*PROBLEM TO WORK ON*:
Identify the lines that contain the word "ortum" and copy each one.

** Begin DATA SUPPLIED **

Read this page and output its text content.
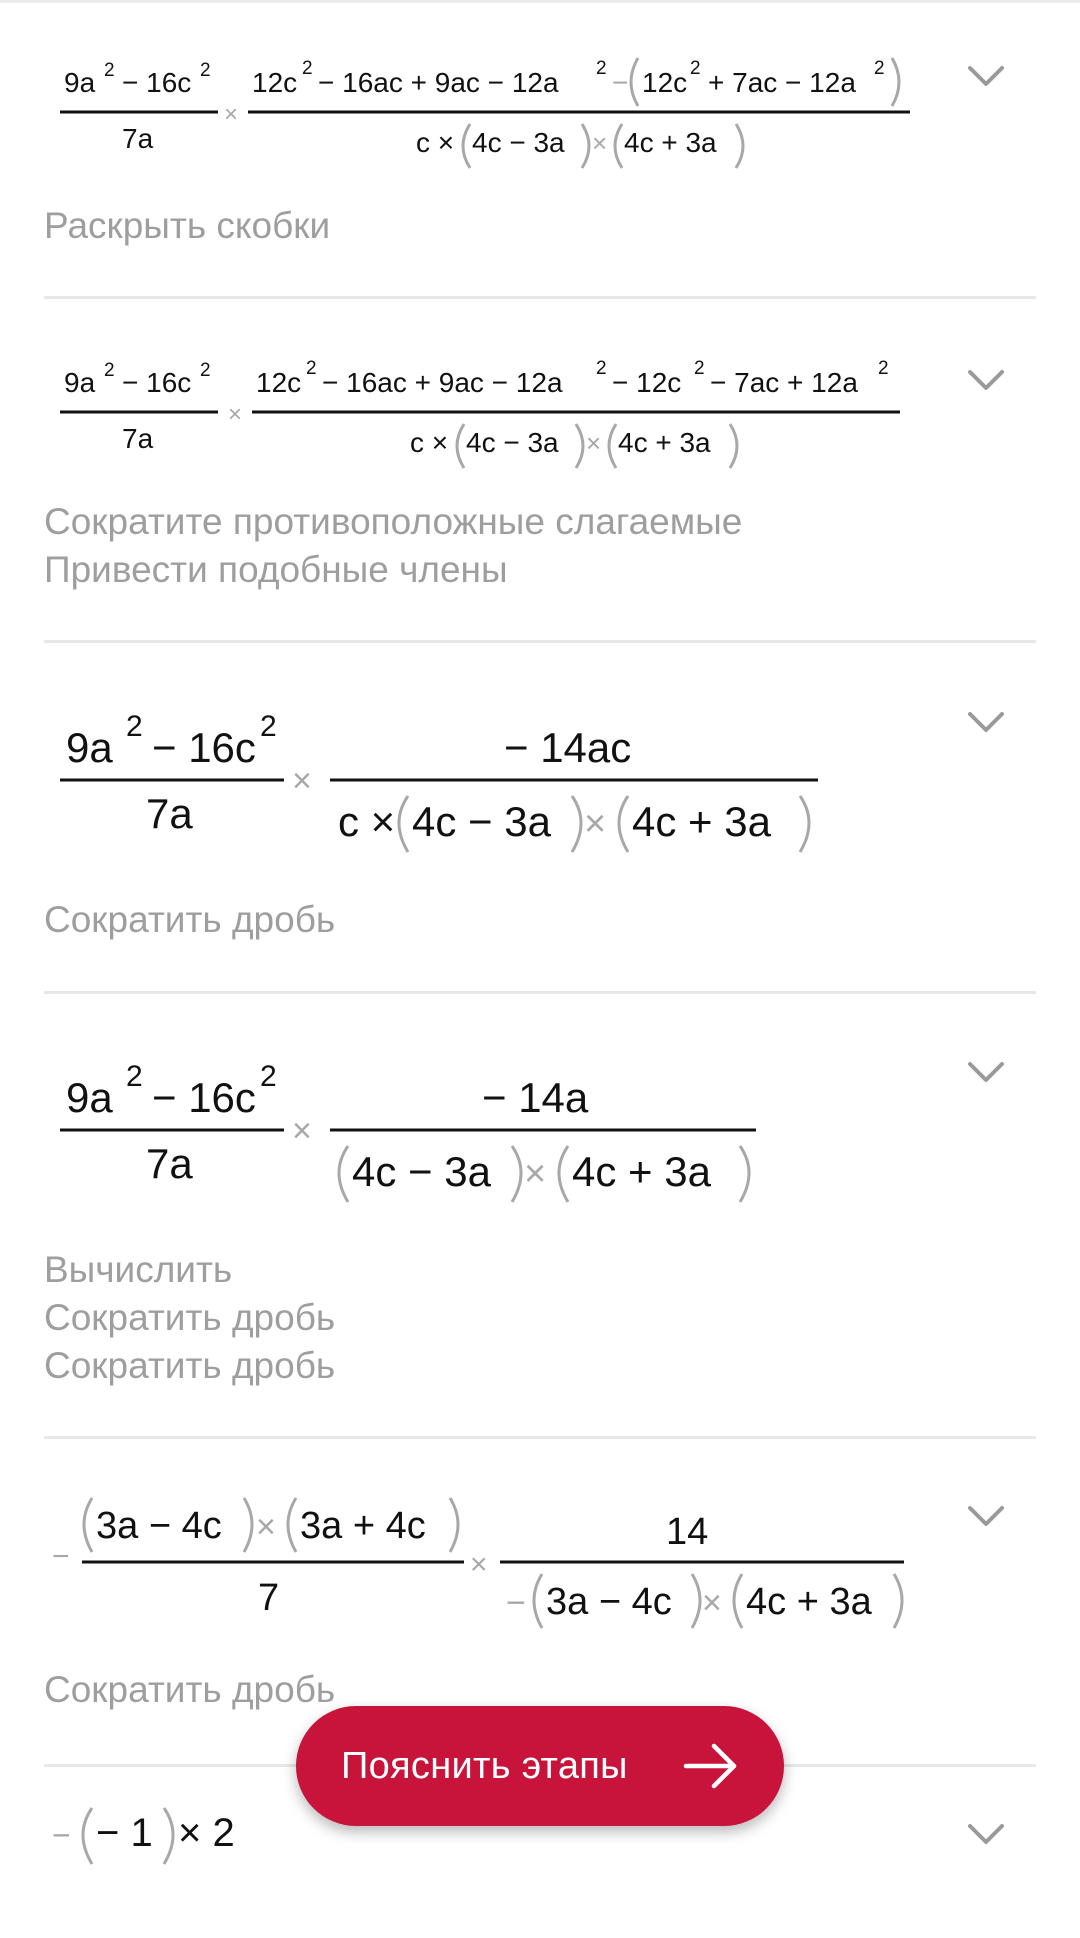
9a 2 − 16c 2
7a
×
12c 2 − 16ac + 9ac − 12a 2 − 12c 2 + 7ac − 12a 2
c × 4c − 3a × 4c + 3a
Раскрыть скобки
9a 2 − 16c 2
7a
×
12c 2 − 16ac + 9ac − 12a 2 − 12c 2 − 7ac + 12a 2
c × 4c − 3a × 4c + 3a
Сократите противоположные слагаемые
Привести подобные члены
9a 2 − 16c 2
7a
×
− 14ac
c × 4c − 3a × 4c + 3a
Сократить дробь
9a 2 − 16c 2
7a
×
− 14a
4c − 3a × 4c + 3a
Вычислить
Сократить дробь
Сократить дробь
−
3a − 4c × 3a + 4c
7
×
14
− 3a − 4c × 4c + 3a
Сократить дробь
− − 1 × 2
Пояснить этапы
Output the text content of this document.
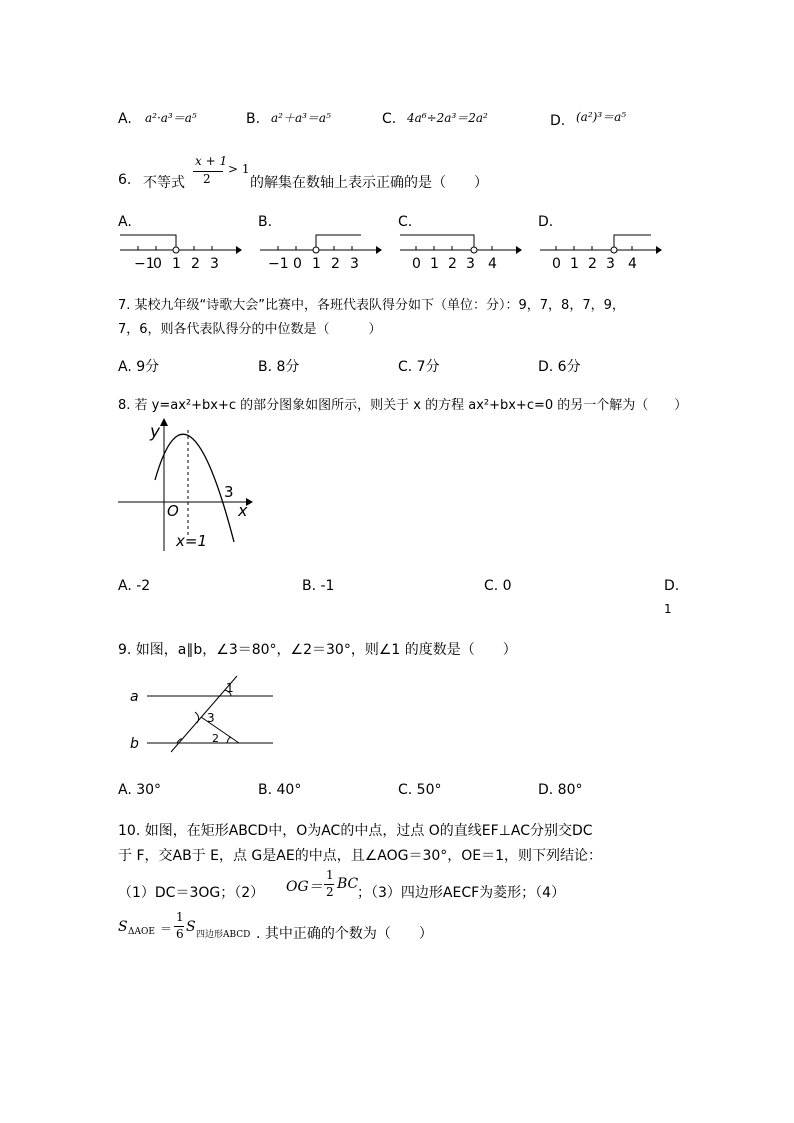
A. a²·a³＝a⁵	B. a²＋a³＝a⁵	C. 4a⁶÷2a³＝2a²	D. (a²)³＝a⁵
6. 不等式
x + 1
2
> 1
的解集在数轴上表示正确的是（　　）
A.
−1
0 1 2 3
B.
−1 0 1 2 3
C.
0 1 2 3 4
D.
0 1 2 3 4
7. 某校九年级“诗歌大会”比赛中，各班代表队得分如下（单位：分）：9，7，8，7，9，
7，6，则各代表队得分的中位数是（　　　）
A. 9分	B. 8分	C. 7分	D. 6分
8. 若 y=ax²+bx+c 的部分图象如图所示，则关于 x 的方程 ax²+bx+c=0 的另一个解为（　　）
y
x
O
3
x=1
A. -2	B. -1	C. 0	D.
1
9. 如图，a∥b，∠3＝80°，∠2＝30°，则∠1 的度数是（　　）
a
b
1
3
2
A. 30°	B. 40°	C. 50°	D. 80°
10. 如图，在矩形ABCD中，O为AC的中点，过点 O的直线EF⊥AC分别交DC
于 F，交AB于 E，点 G是AE的中点，且∠AOG＝30°，OE＝1，则下列结论：
（1）DC＝3OG；（2） OG＝
1
2 BC
；（3）四边形AECF为菱形；（4）
S ΔAOE ＝
1
6 S 四边形ABCD . 其中正确的个数为（　　）
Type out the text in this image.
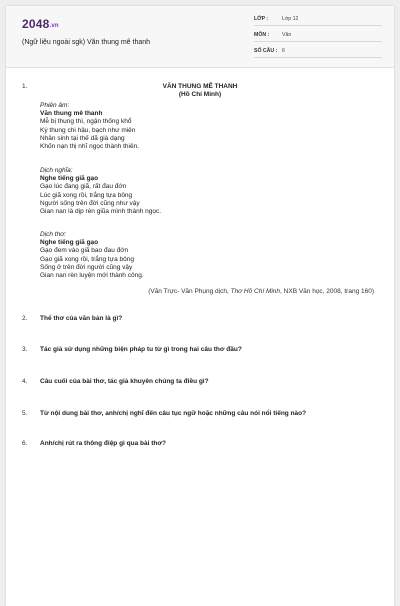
2048.vn
(Ngữ liệu ngoài sgk) Văn thung mê thanh
LỚP :	Lớp 12
MÔN : Văn
SỐ CÂU : 6
1.	VĂN THUNG MÊ THANH
(Hồ Chí Minh)
Phiên âm:
Văn thung mê thanh
Mễ bị thung thì, ngận thống khổ
Ký thung chi hậu, bạch như miên
Nhân sinh tại thế dã giá dạng
Khốn nạn thị nhĩ ngọc thành thiên.
Dịch nghĩa:
Nghe tiếng giã gạo
Gạo lúc đang giã, rất đau đớn
Lúc giã xong rồi, trắng tựa bông
Người sống trên đời cũng như vậy
Gian nan là dịp rèn giũa mình thành ngọc.
Dịch thơ:
Nghe tiếng giã gạo
Gạo đem vào giã bao đau đớn
Gạo giã xong rồi, trắng tựa bông
Sống ở trên đời người cũng vậy
Gian nan rèn luyện mới thành công.
(Văn Trực- Văn Phụng dịch, Thơ Hồ Chí Minh, NXB Văn học, 2008, trang 160)
2. Thể thơ của văn bản là gì?
3. Tác giả sử dụng những biện pháp tu từ gì trong hai câu thơ đầu?
4. Câu cuối của bài thơ, tác giả khuyên chúng ta điều gì?
5. Từ nội dung bài thơ, anh/chị nghĩ đến câu tục ngữ hoặc những câu nói nổi tiếng nào?
6. Anh/chị rút ra thông điệp gì qua bài thơ?
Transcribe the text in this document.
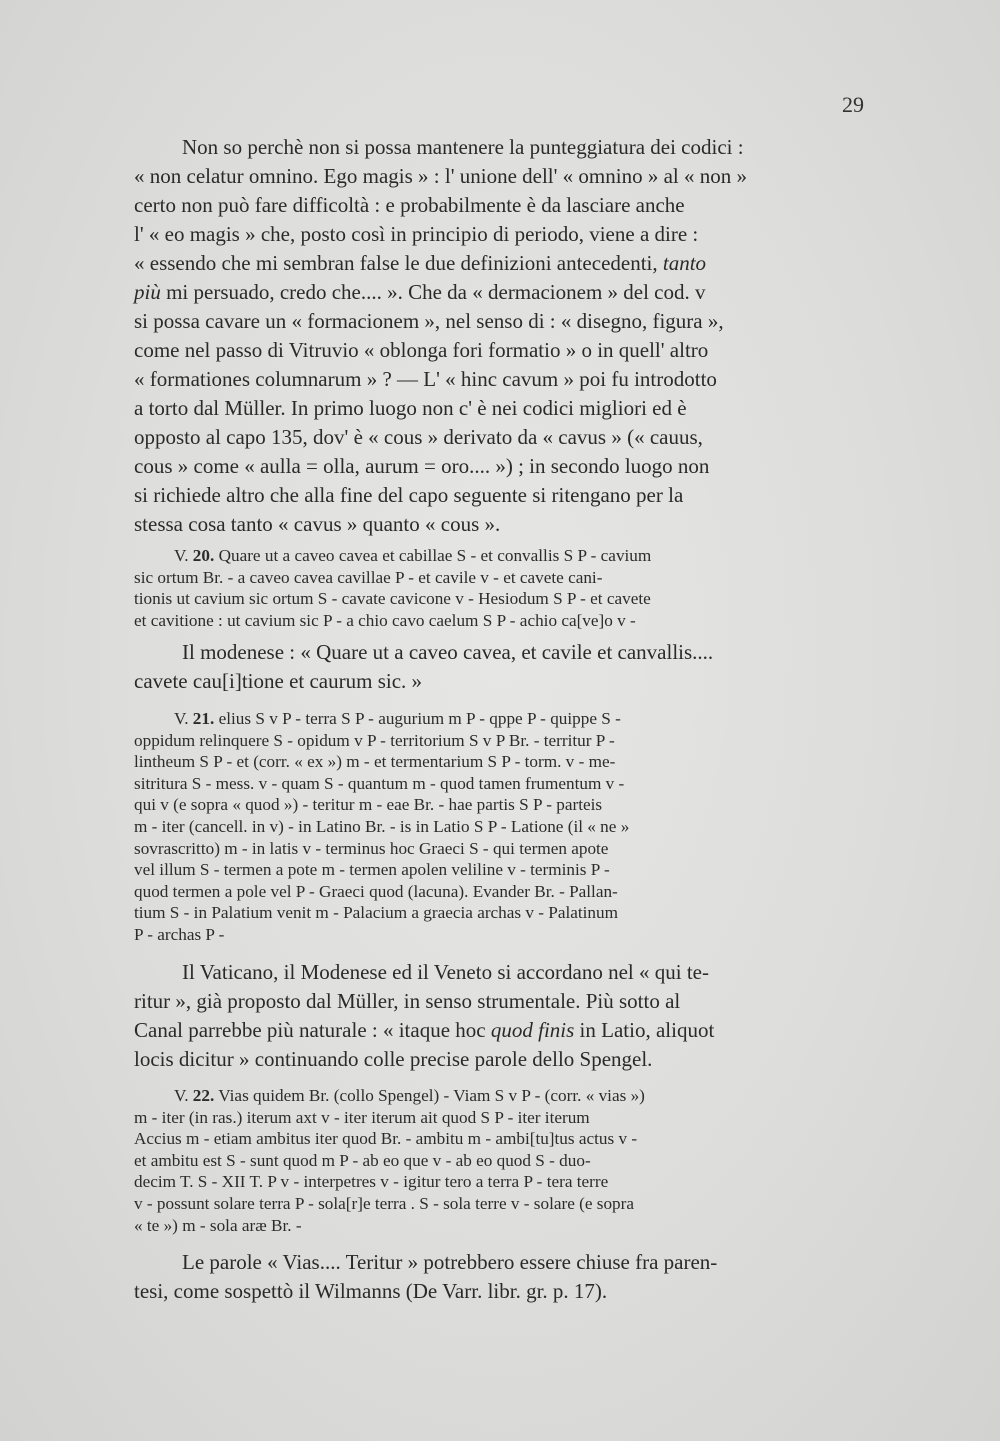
29

Non so perchè non si possa mantenere la punteggiatura dei codici :
« non celatur omnino. Ego magis » : l' unione dell' « omnino » al « non »
certo non può fare difficoltà : e probabilmente è da lasciare anche
l' « eo magis » che, posto così in principio di periodo, viene a dire :
« essendo che mi sembran false le due definizioni antecedenti, tanto
più mi persuado, credo che.... ». Che da « dermacionem » del cod. v
si possa cavare un « formacionem », nel senso di : « disegno, figura »,
come nel passo di Vitruvio « oblonga fori formatio » o in quell' altro
« formationes columnarum » ? — L' « hinc cavum » poi fu introdotto
a torto dal Müller. In primo luogo non c' è nei codici migliori ed è
opposto al capo 135, dov' è « cous » derivato da « cavus » (« cauus,
cous » come « aulla = olla, aurum = oro.... ») ; in secondo luogo non
si richiede altro che alla fine del capo seguente si ritengano per la
stessa cosa tanto « cavus » quanto « cous ».

V. 20. Quare ut a caveo cavea et cabillae S - et convallis S P - cavium
sic ortum Br. - a caveo cavea cavillae P - et cavile v - et cavete cani-
tionis ut cavium sic ortum S - cavate cavicone v - Hesiodum S P - et cavete
et cavitione : ut cavium sic P - a chio cavo caelum S P - achio ca[ve]o v -

Il modenese : « Quare ut a caveo cavea, et cavile et canvallis....
cavete cau[i]tione et caurum sic. »

V. 21. elius S v P - terra S P - augurium m P - qppe P - quippe S -
oppidum relinquere S - opidum v P - territorium S v P Br. - territur P -
lintheum S P - et (corr. « ex ») m - et termentarium S P - torm. v - me-
sitritura S - mess. v - quam S - quantum m - quod tamen frumentum v -
qui v (e sopra « quod ») - teritur m - eae Br. - hae partis S P - parteis
m - iter (cancell. in v) - in Latino Br. - is in Latio S P - Latione (il « ne »
sovrascritto) m - in latis v - terminus hoc Graeci S - qui termen apote
vel illum S - termen a pote m - termen apolen veliline v - terminis P -
quod termen a pole vel P - Graeci quod (lacuna). Evander Br. - Pallan-
tium S - in Palatium venit m - Palacium a graecia archas v - Palatinum
P - archas P -

Il Vaticano, il Modenese ed il Veneto si accordano nel « qui te-
ritur », già proposto dal Müller, in senso strumentale. Più sotto al
Canal parrebbe più naturale : « itaque hoc quod finis in Latio, aliquot
locis dicitur » continuando colle precise parole dello Spengel.

V. 22. Vias quidem Br. (collo Spengel) - Viam S v P - (corr. « vias »)
m - iter (in ras.) iterum axt v - iter iterum ait quod S P - iter iterum
Accius m - etiam ambitus iter quod Br. - ambitu m - ambi[tu]tus actus v -
et ambitu est S - sunt quod m P - ab eo que v - ab eo quod S - duo-
decim T. S - XII T. P v - interpetres v - igitur tero a terra P - tera terre
v - possunt solare terra P - sola[r]e terra . S - sola terre v - solare (e sopra
« te ») m - sola aræ Br. -

Le parole « Vias.... Teritur » potrebbero essere chiuse fra paren-
tesi, come sospettò il Wilmanns (De Varr. libr. gr. p. 17).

** End DATA SUPPLIED **

*TASK RESPONSE*:
sic ortum Br. - a caveo cavea cavillae P - et cavile v - et cavete cani-
tionis ut cavium sic ortum S - cavate cavicone v - Hesiodum S P - et cavete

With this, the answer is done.